[Entries from a dataset]
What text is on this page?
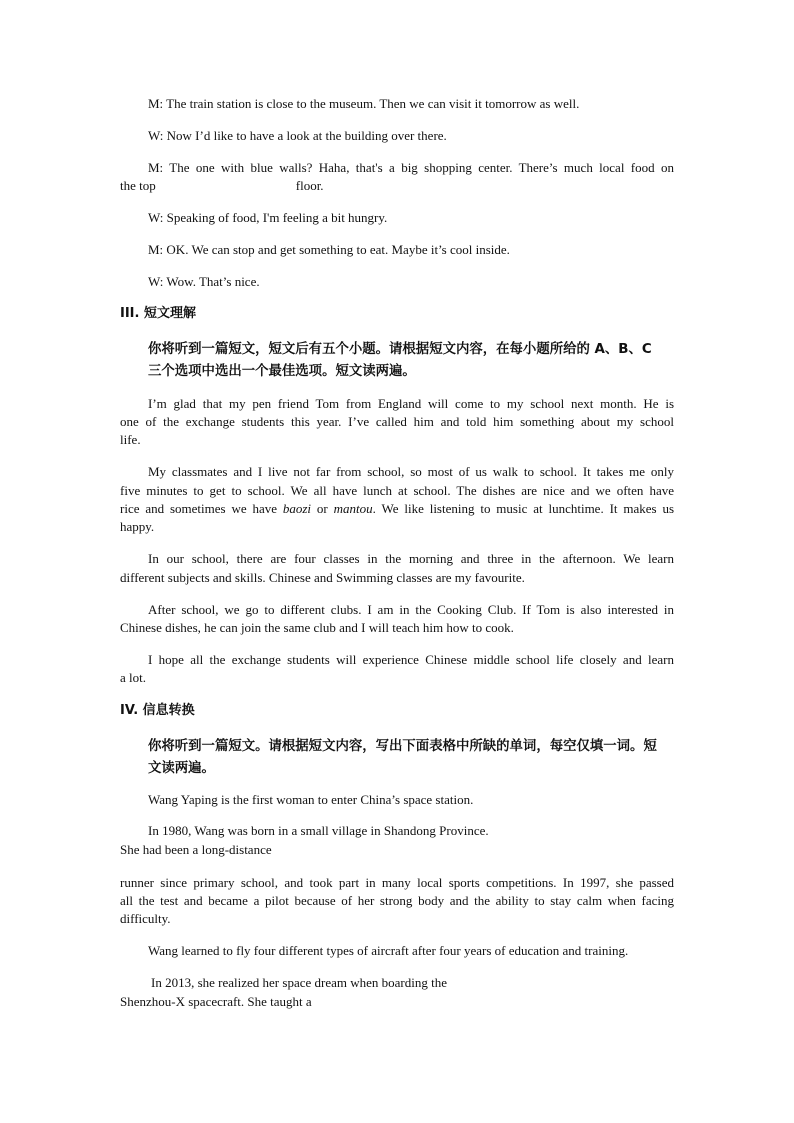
M: The train station is close to the museum. Then we can visit it tomorrow as well.
W: Now I’d like to have a look at the building over there.
M: The one with blue walls? Haha, that's a big shopping center. There’s much local food on
the top	floor.
W: Speaking of food, I'm feeling a bit hungry.
M: OK. We can stop and get something to eat. Maybe it’s cool inside.
W: Wow. That’s nice.
III. 短文理解
你将听到一篇短文，短文后有五个小题。请根据短文内容，在每小题所给的 A、B、C
三个选项中选出一个最佳选项。短文读两遍。
I’m glad that my pen friend Tom from England will come to my school next month. He is
one of the exchange students this year. I’ve called him and told him something about my school
life.
My classmates and I live not far from school, so most of us walk to school. It takes me only
five minutes to get to school. We all have lunch at school. The dishes are nice and we often have
rice and sometimes we have baozi or mantou. We like listening to music at lunchtime. It makes us
happy.
In our school, there are four classes in the morning and three in the afternoon. We learn
different subjects and skills. Chinese and Swimming classes are my favourite.
After school, we go to different clubs. I am in the Cooking Club. If Tom is also interested in
Chinese dishes, he can join the same club and I will teach him how to cook.
I hope all the exchange students will experience Chinese middle school life closely and learn
a lot.
IV. 信息转换
你将听到一篇短文。请根据短文内容，写出下面表格中所缺的单词，每空仅填一词。短
文读两遍。
Wang Yaping is the first woman to enter China’s space station.
In 1980, Wang was born in a small village in Shandong Province.
She had been a long-distance
runner since primary school, and took part in many local sports competitions. In 1997, she passed
all the test and became a pilot because of her strong body and the ability to stay calm when facing
difficulty.
Wang learned to fly four different types of aircraft after four years of education and training.
In 2013, she realized her space dream when boarding the
Shenzhou-X spacecraft. She taught a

● **WHAT IS REQUIRED**: Output an exact copy of the material, with the pictures removed.

● **EXERCISE OUTPUT**:
What text is on this page?
M: The train station is close to the museum. Then we can visit it tomorrow as well.
W: Now I’d like to have a look at the building over there.
M: The one with blue walls? Haha, that's a big shopping center. There’s much local food on
the top	floor.
W: Speaking of food, I'm feeling a bit hungry.
M: OK. We can stop and get something to eat. Maybe it’s cool inside.
W: Wow. That’s nice.
III. 短文理解
你将听到一篇短文，短文后有五个小题。请根据短文内容，在每小题所给的 A、B、C
三个选项中选出一个最佳选项。短文读两遍。
I’m glad that my pen friend Tom from England will come to my school next month. He is
one of the exchange students this year. I’ve called him and told him something about my school
life.
My classmates and I live not far from school, so most of us walk to school. It takes me only
five minutes to get to school. We all have lunch at school. The dishes are nice and we often have
rice and sometimes we have baozi or mantou. We like listening to music at lunchtime. It makes us
happy.
In our school, there are four classes in the morning and three in the afternoon. We learn
different subjects and skills. Chinese and Swimming classes are my favourite.
After school, we go to different clubs. I am in the Cooking Club. If Tom is also interested in
Chinese dishes, he can join the same club and I will teach him how to cook.
I hope all the exchange students will experience Chinese middle school life closely and learn
a lot.
IV. 信息转换
你将听到一篇短文。请根据短文内容，写出下面表格中所缺的单词，每空仅填一词。短
文读两遍。
Wang Yaping is the first woman to enter China’s space station.
In 1980, Wang was born in a small village in Shandong Province.
She had been a long-distance
runner since primary school, and took part in many local sports competitions. In 1997, she passed
all the test and became a pilot because of her strong body and the ability to stay calm when facing
difficulty.
Wang learned to fly four different types of aircraft after four years of education and training.
In 2013, she realized her space dream when boarding the
Shenzhou-X spacecraft. She taught a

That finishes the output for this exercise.